Stated exercise -
Skip the images and return the records below exactly.

*-*-*

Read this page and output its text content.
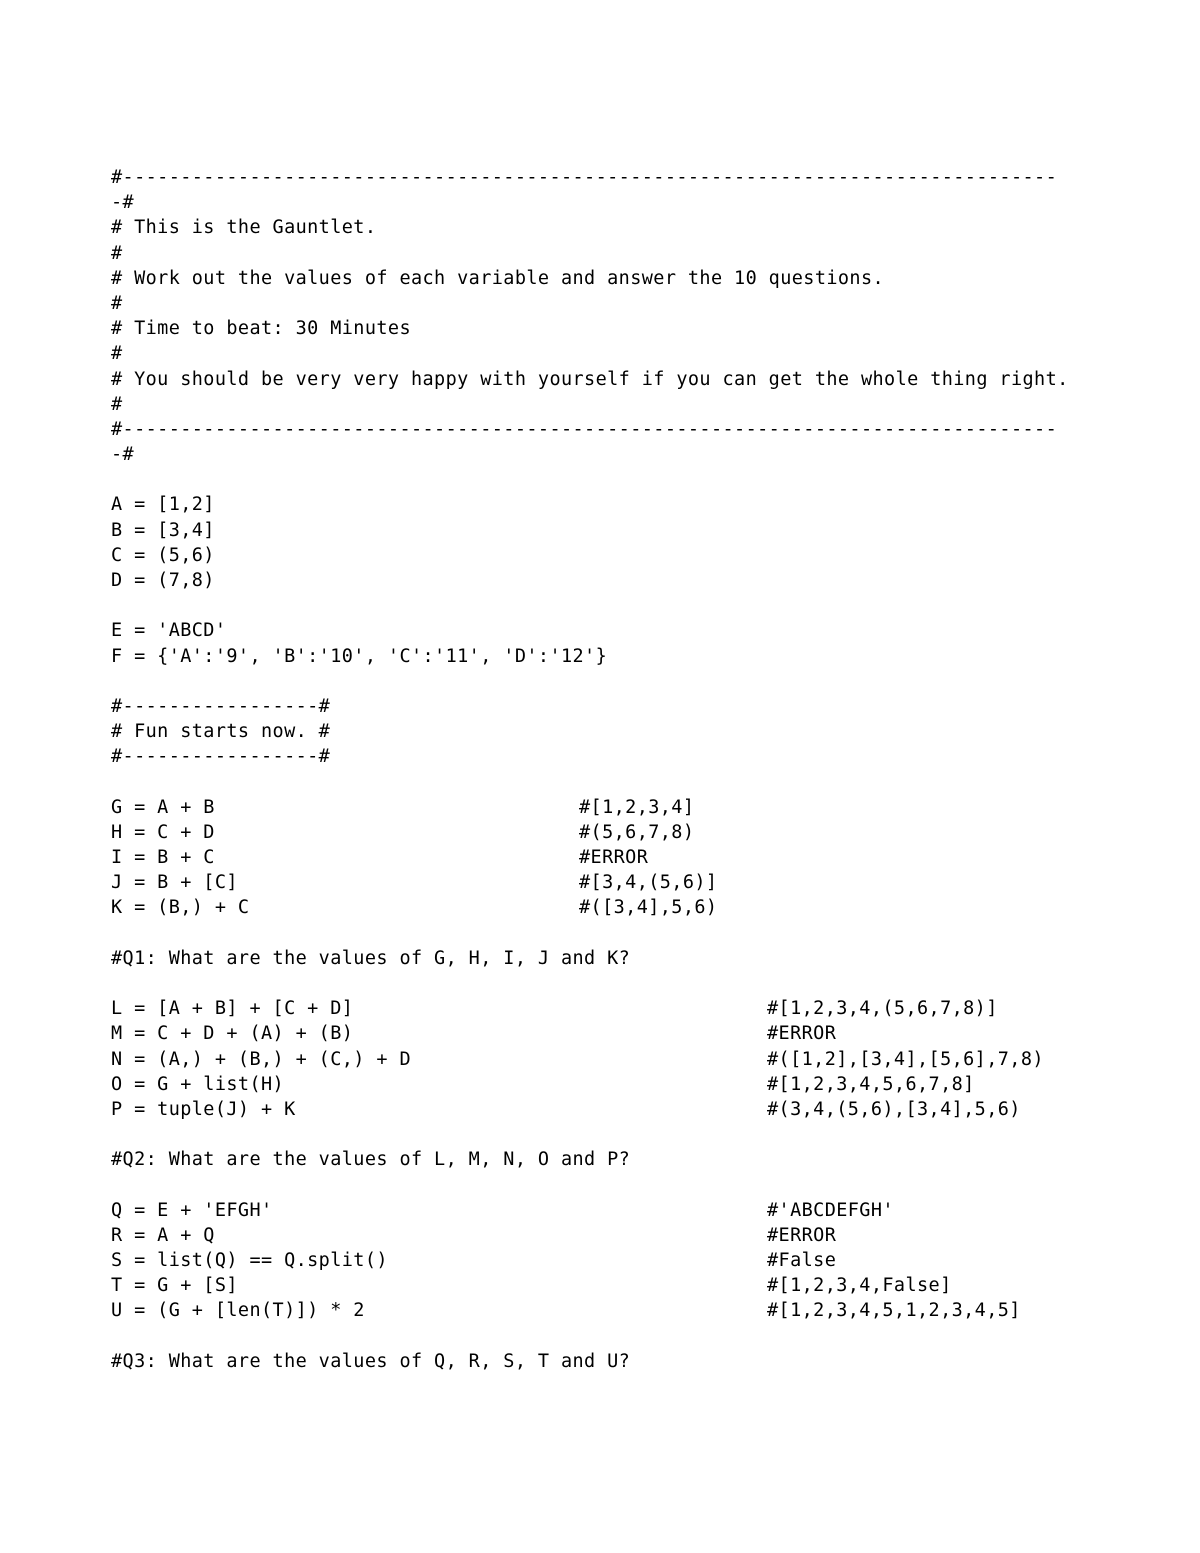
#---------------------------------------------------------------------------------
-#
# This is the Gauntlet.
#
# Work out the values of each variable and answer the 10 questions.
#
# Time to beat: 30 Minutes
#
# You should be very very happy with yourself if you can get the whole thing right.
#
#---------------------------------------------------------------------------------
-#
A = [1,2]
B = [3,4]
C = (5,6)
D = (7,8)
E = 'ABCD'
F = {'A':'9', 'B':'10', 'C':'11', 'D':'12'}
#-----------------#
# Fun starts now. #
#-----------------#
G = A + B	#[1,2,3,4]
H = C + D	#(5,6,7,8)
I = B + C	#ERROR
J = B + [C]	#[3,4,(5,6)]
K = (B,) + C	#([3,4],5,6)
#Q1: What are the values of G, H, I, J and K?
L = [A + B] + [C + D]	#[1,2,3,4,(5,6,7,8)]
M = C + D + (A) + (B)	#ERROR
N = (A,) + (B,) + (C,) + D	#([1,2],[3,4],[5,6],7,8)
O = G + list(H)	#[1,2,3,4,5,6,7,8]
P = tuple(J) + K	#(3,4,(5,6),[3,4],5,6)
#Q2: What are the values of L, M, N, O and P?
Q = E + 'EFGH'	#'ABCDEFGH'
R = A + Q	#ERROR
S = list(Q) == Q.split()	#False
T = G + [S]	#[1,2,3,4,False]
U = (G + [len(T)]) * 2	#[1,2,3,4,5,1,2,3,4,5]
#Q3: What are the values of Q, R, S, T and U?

*-*-*

Exercise solution -
Read this page and output its text content.
#---------------------------------------------------------------------------------
-#
# This is the Gauntlet.
#
# Work out the values of each variable and answer the 10 questions.
#
# Time to beat: 30 Minutes
#
# You should be very very happy with yourself if you can get the whole thing right.
#
#---------------------------------------------------------------------------------
-#
A = [1,2]
B = [3,4]
C = (5,6)
D = (7,8)
E = 'ABCD'
F = {'A':'9', 'B':'10', 'C':'11', 'D':'12'}
#-----------------#
# Fun starts now. #
#-----------------#
G = A + B	#[1,2,3,4]
H = C + D	#(5,6,7,8)
I = B + C	#ERROR
J = B + [C]	#[3,4,(5,6)]
K = (B,) + C	#([3,4],5,6)
#Q1: What are the values of G, H, I, J and K?
L = [A + B] + [C + D]	#[1,2,3,4,(5,6,7,8)]
M = C + D + (A) + (B)	#ERROR
N = (A,) + (B,) + (C,) + D	#([1,2],[3,4],[5,6],7,8)
O = G + list(H)	#[1,2,3,4,5,6,7,8]
P = tuple(J) + K	#(3,4,(5,6),[3,4],5,6)
#Q2: What are the values of L, M, N, O and P?
Q = E + 'EFGH'	#'ABCDEFGH'
R = A + Q	#ERROR
S = list(Q) == Q.split()	#False
T = G + [S]	#[1,2,3,4,False]
U = (G + [len(T)]) * 2	#[1,2,3,4,5,1,2,3,4,5]
#Q3: What are the values of Q, R, S, T and U?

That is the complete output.